--- Brief ---
Go through the material and write it all out exactly, minus the pictures.
— BEGIN —
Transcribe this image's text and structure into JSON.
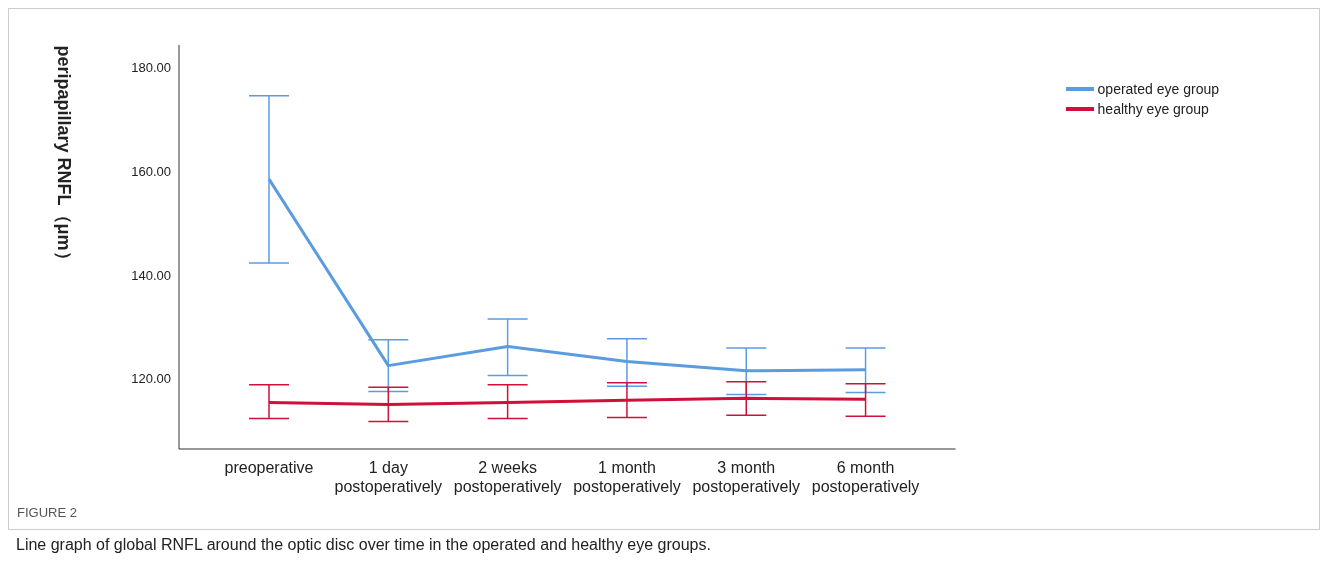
{
  "chart_data": {
    "type": "line",
    "ylabel": "peripapillary RNFL（μm）",
    "categories": [
      "preoperative",
      "1 day\npostoperatively",
      "2 weeks\npostoperatively",
      "1 month\npostoperatively",
      "3 month\npostoperatively",
      "6 month\npostoperatively"
    ],
    "series": [
      {
        "name": "operated eye group",
        "color": "#5b9be0",
        "values": [
          158.5,
          122.5,
          126.2,
          123.3,
          121.5,
          121.7
        ],
        "errors": [
          [
            142.3,
            174.6
          ],
          [
            117.5,
            127.5
          ],
          [
            120.6,
            131.5
          ],
          [
            118.5,
            127.7
          ],
          [
            116.9,
            125.9
          ],
          [
            117.3,
            125.9
          ]
        ]
      },
      {
        "name": "healthy eye group",
        "color": "#d0103a",
        "values": [
          115.4,
          115.0,
          115.4,
          115.8,
          116.2,
          116.0
        ],
        "errors": [
          [
            112.3,
            118.8
          ],
          [
            111.7,
            118.3
          ],
          [
            112.3,
            118.8
          ],
          [
            112.5,
            119.2
          ],
          [
            112.9,
            119.4
          ],
          [
            112.7,
            119.0
          ]
        ]
      }
    ],
    "ylim": [
      106.4,
      184.4
    ],
    "yticks": [
      {
        "value": 120,
        "label": "120.00"
      },
      {
        "value": 140,
        "label": "140.00"
      },
      {
        "value": 160,
        "label": "160.00"
      },
      {
        "value": 180,
        "label": "180.00"
      }
    ],
    "grid": false,
    "legend": "top right",
    "marker": "none",
    "annotations": [
      "FIGURE 2",
      "Line graph of global RNFL around the optic disc over time in the operated and healthy eye groups."
    ]
  }
}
— END —
--- Reply to the exercise ---
Transcribe this image's text and structure into JSON.
{
  "chart_data": {
    "type": "line",
    "ylabel": "peripapillary RNFL（μm）",
    "categories": [
      "preoperative",
      "1 day\npostoperatively",
      "2 weeks\npostoperatively",
      "1 month\npostoperatively",
      "3 month\npostoperatively",
      "6 month\npostoperatively"
    ],
    "series": [
      {
        "name": "operated eye group",
        "color": "#5b9be0",
        "values": [
          158.5,
          122.5,
          126.2,
          123.3,
          121.5,
          121.7
        ],
        "errors": [
          [
            142.3,
            174.6
          ],
          [
            117.5,
            127.5
          ],
          [
            120.6,
            131.5
          ],
          [
            118.5,
            127.7
          ],
          [
            116.9,
            125.9
          ],
          [
            117.3,
            125.9
          ]
        ]
      },
      {
        "name": "healthy eye group",
        "color": "#d0103a",
        "values": [
          115.4,
          115.0,
          115.4,
          115.8,
          116.2,
          116.0
        ],
        "errors": [
          [
            112.3,
            118.8
          ],
          [
            111.7,
            118.3
          ],
          [
            112.3,
            118.8
          ],
          [
            112.5,
            119.2
          ],
          [
            112.9,
            119.4
          ],
          [
            112.7,
            119.0
          ]
        ]
      }
    ],
    "ylim": [
      106.4,
      184.4
    ],
    "yticks": [
      {
        "value": 120,
        "label": "120.00"
      },
      {
        "value": 140,
        "label": "140.00"
      },
      {
        "value": 160,
        "label": "160.00"
      },
      {
        "value": 180,
        "label": "180.00"
      }
    ],
    "grid": false,
    "legend": "top right",
    "marker": "none",
    "annotations": [
      "FIGURE 2",
      "Line graph of global RNFL around the optic disc over time in the operated and healthy eye groups."
    ]
  }
}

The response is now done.